— START Document text —

# Scraping subreddits


## Problem statement
---
We are producing a trivia focused, _Jeopardy_ or _Who Wants to Be a Millionaire_* style game show, where we want the audience to guess the source of the movie details. Everything is scrambled together! The task: figure out if the details came from good movie details, or whether the movie production team took a shorcut and landed in Sh**ty Movie Details!

*Trademarks of their appropiate productions

To do this, we are going to solve the problem using a classifer trained on some subreddit data.

_Thanks to Gwen Rathgeber for some inspiration during the quest for a compelling problem statement!_

![](https://www.bigraildiversity.co.uk/wp-content/uploads/2018/10/Night-at-the-Movies-Converted-900x600.png)


## Data sources and references

---

1. GENERAL NOTE ON ATTRIBUTION: The work throughout this Report, including many if not most coding techniques, rely and borrow heavily from code discussed in Riley Dallas, Sophie "Sonya" Tabac, Charlie Rice, Heather Robbins, and Gwen Rathgeber's class lectures, Notebooks, GitHub repositories, tips on techniques and troubleshooting help. The code is adapted to solve our specific problem.


2. The following subReddits were scraped:

    * [Movie Details](https://www.reddit.com/r/MovieDetails/)

— END Document text —
— START Data lines —

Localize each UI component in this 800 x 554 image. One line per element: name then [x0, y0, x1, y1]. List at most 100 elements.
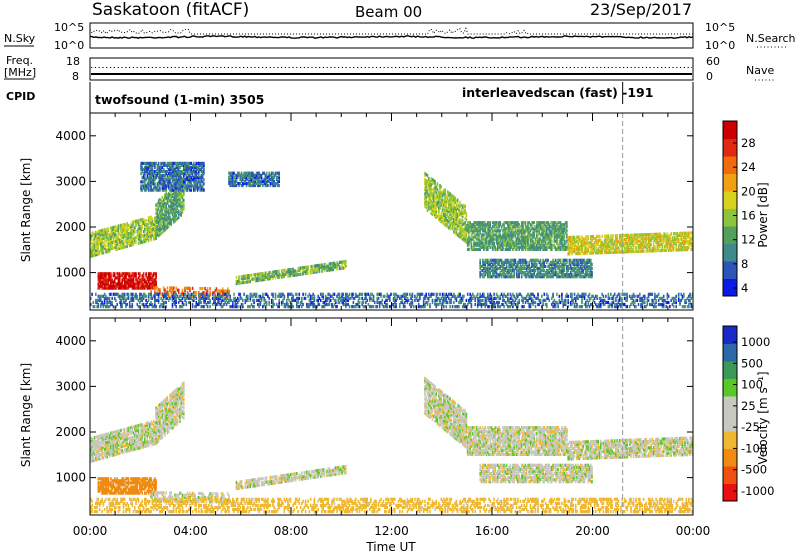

— END Data lines —

Requirements:
1 > In the subreddit-scraping write-up, what will the audience of the game show try to guess?
2 > Pick up the subreddit-scraping write-up after its last line and keep writing.

Answer list:
1 > The audience will try to guess the source of the movie details.

2 >
    * [Sh**ty Movie Details](https://www.reddit.com/r/shittymoviedetails/)

---

### Note on the data and style

Strong language may appear in various Reddit posts in raw form. To the extent possible, it shall be cleaned in the course of the project. There also may be some humor used throughout the presentation of the analysis.

---

## Webscrape - let's fetch some data!

We'll import all our required libraries up here.

In [1]:
#import libraries
import pandas as pd, numpy as np, requests, time, nltk, datetime as dt

#NLP
from nltk.stem import WordNetLemmatizer
from nltk.sentiment.vader import SentimentIntensityAnalyzer

import gensim.downloader as api #allows us to get word2vec anf glove embeddins that we need
from gensim.models.word2vec import Word2Vec
from transformers import pipeline
from sklearn.feature_extraction.text import CountVectorizer, TfidfVectorizer


#classifiers
from sklearn.neighbors import KNeighborsClassifier
from sklearn.preprocessing import StandardScaler
from sklearn.linear_model import LogisticRegression
from sklearn.metrics import (accuracy_score, confusion_matrix, plot_confusion_matrix, \
                             recall_score, precision_score)
from sklearn.pipeline import Pipeline
from sklearn.model_selection import train_test_split, GridSearchCV, cross_val_score
from sklearn.dummy import DummyClassifier


# easier to see full text with a bigger maxwidth:
pd.options.display.max_colwidth = 200

In [2]:
#pip install python-Levenshtein
#this is for the gensim.similarities.levenshtein submodule

Next, we will use the PushShift API to collect the subReddit data we need.

More information about the API can be found on the [Pushshift repo](https://github.com/pushshift/api).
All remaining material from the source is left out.